## [Task details]
Find the lines below that contain the string "curva". Copy each one.
━━ Records shown
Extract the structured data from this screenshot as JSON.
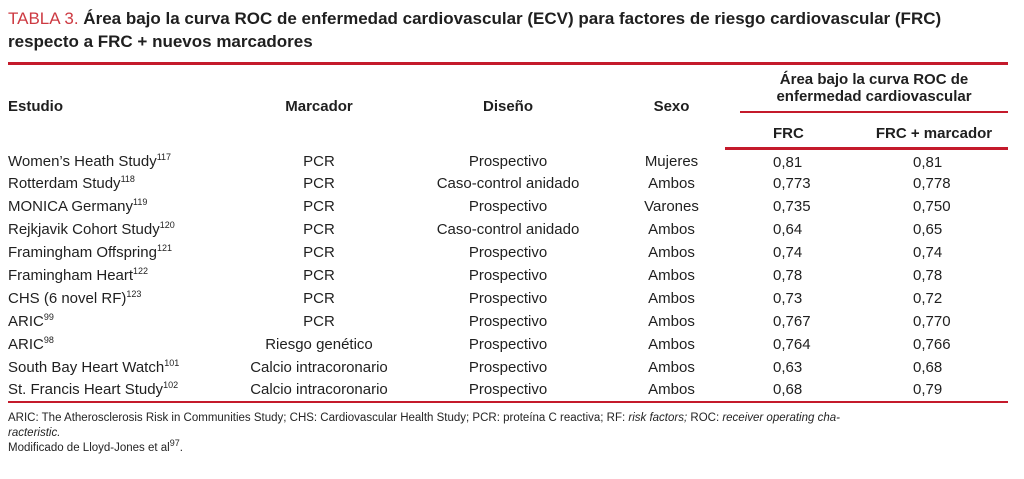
{
  "title": {
    "label": "TABLA 3.",
    "text": "Área bajo la curva ROC de enfermedad cardiovascular (ECV) para factores de riesgo cardiovascular (FRC) respecto a FRC + nuevos marcadores"
  },
  "colors": {
    "rule_red": "#c41a2b",
    "label_red": "#cd3a42",
    "text_ink": "#1f1f1f"
  },
  "table": {
    "headers": {
      "study": "Estudio",
      "marker": "Marcador",
      "design": "Diseño",
      "sex": "Sexo",
      "span_line1": "Área bajo la curva ROC de",
      "span_line2": "enfermedad cardiovascular",
      "frc": "FRC",
      "frc_marker": "FRC + marcador"
    },
    "rows": [
      {
        "study": "Women’s Heath Study",
        "ref": "117",
        "marker": "PCR",
        "design": "Prospectivo",
        "sex": "Mujeres",
        "frc": "0,81",
        "frc_marker": "0,81"
      },
      {
        "study": "Rotterdam Study",
        "ref": "118",
        "marker": "PCR",
        "design": "Caso-control anidado",
        "sex": "Ambos",
        "frc": "0,773",
        "frc_marker": "0,778"
      },
      {
        "study": "MONICA Germany",
        "ref": "119",
        "marker": "PCR",
        "design": "Prospectivo",
        "sex": "Varones",
        "frc": "0,735",
        "frc_marker": "0,750"
      },
      {
        "study": "Rejkjavik Cohort Study",
        "ref": "120",
        "marker": "PCR",
        "design": "Caso-control anidado",
        "sex": "Ambos",
        "frc": "0,64",
        "frc_marker": "0,65"
      },
      {
        "study": "Framingham Offspring",
        "ref": "121",
        "marker": "PCR",
        "design": "Prospectivo",
        "sex": "Ambos",
        "frc": "0,74",
        "frc_marker": "0,74"
      },
      {
        "study": "Framingham Heart",
        "ref": "122",
        "marker": "PCR",
        "design": "Prospectivo",
        "sex": "Ambos",
        "frc": "0,78",
        "frc_marker": "0,78"
      },
      {
        "study": "CHS (6 novel RF)",
        "ref": "123",
        "marker": "PCR",
        "design": "Prospectivo",
        "sex": "Ambos",
        "frc": "0,73",
        "frc_marker": "0,72"
      },
      {
        "study": "ARIC",
        "ref": "99",
        "marker": "PCR",
        "design": "Prospectivo",
        "sex": "Ambos",
        "frc": "0,767",
        "frc_marker": "0,770"
      },
      {
        "study": "ARIC",
        "ref": "98",
        "marker": "Riesgo genético",
        "design": "Prospectivo",
        "sex": "Ambos",
        "frc": "0,764",
        "frc_marker": "0,766"
      },
      {
        "study": "South Bay Heart Watch",
        "ref": "101",
        "marker": "Calcio intracoronario",
        "design": "Prospectivo",
        "sex": "Ambos",
        "frc": "0,63",
        "frc_marker": "0,68"
      },
      {
        "study": "St. Francis Heart Study",
        "ref": "102",
        "marker": "Calcio intracoronario",
        "design": "Prospectivo",
        "sex": "Ambos",
        "frc": "0,68",
        "frc_marker": "0,79"
      }
    ]
  },
  "footnotes": {
    "lines": [
      [
        {
          "t": "ARIC: The Atherosclerosis Risk in Communities Study; CHS: Cardiovascular Health Study; PCR: proteína C reactiva; RF: "
        },
        {
          "t": "risk factors;",
          "i": true
        },
        {
          "t": " ROC: "
        },
        {
          "t": "receiver operating cha-",
          "i": true
        }
      ],
      [
        {
          "t": "racteristic.",
          "i": true
        }
      ],
      [
        {
          "t": "Modificado de Lloyd-Jones et al"
        },
        {
          "t": "97",
          "sup": true
        },
        {
          "t": "."
        }
      ]
    ]
  }
}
━━━━
## [Answer below]
    "text": "Área bajo la curva ROC de enfermedad cardiovascular (ECV) para factores de riesgo cardiovascular (FRC) respecto a FRC + nuevos marcadores"
      "span_line1": "Área bajo la curva ROC de",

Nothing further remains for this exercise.